- Data provided -
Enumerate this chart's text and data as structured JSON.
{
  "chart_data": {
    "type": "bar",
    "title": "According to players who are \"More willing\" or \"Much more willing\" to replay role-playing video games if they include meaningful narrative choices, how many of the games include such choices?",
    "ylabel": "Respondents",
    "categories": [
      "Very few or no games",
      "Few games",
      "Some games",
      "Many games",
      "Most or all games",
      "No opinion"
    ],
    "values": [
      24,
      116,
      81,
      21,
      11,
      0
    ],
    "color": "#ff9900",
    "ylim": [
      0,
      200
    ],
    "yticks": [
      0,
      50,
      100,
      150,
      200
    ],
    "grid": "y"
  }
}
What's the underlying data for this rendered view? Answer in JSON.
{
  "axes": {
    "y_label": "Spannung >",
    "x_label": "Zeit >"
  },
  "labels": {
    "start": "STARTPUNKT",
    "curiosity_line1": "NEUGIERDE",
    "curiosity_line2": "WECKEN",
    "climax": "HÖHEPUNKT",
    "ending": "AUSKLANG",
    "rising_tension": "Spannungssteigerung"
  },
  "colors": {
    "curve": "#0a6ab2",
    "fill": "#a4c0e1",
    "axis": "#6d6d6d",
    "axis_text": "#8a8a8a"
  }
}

- Problem details -
Give the lines exactly as they stand, from the line with "What's the underlying" through the end of the material.

- Response to this exercise -
What's the underlying data for this rendered view? Answer in JSON.
{
  "axes": {
    "y_label": "Spannung >",
    "x_label": "Zeit >"
  },
  "labels": {
    "start": "STARTPUNKT",
    "curiosity_line1": "NEUGIERDE",
    "curiosity_line2": "WECKEN",
    "climax": "HÖHEPUNKT",
    "ending": "AUSKLANG",
    "rising_tension": "Spannungssteigerung"
  },
  "colors": {
    "curve": "#0a6ab2",
    "fill": "#a4c0e1",
    "axis": "#6d6d6d",
    "axis_text": "#8a8a8a"
  }
}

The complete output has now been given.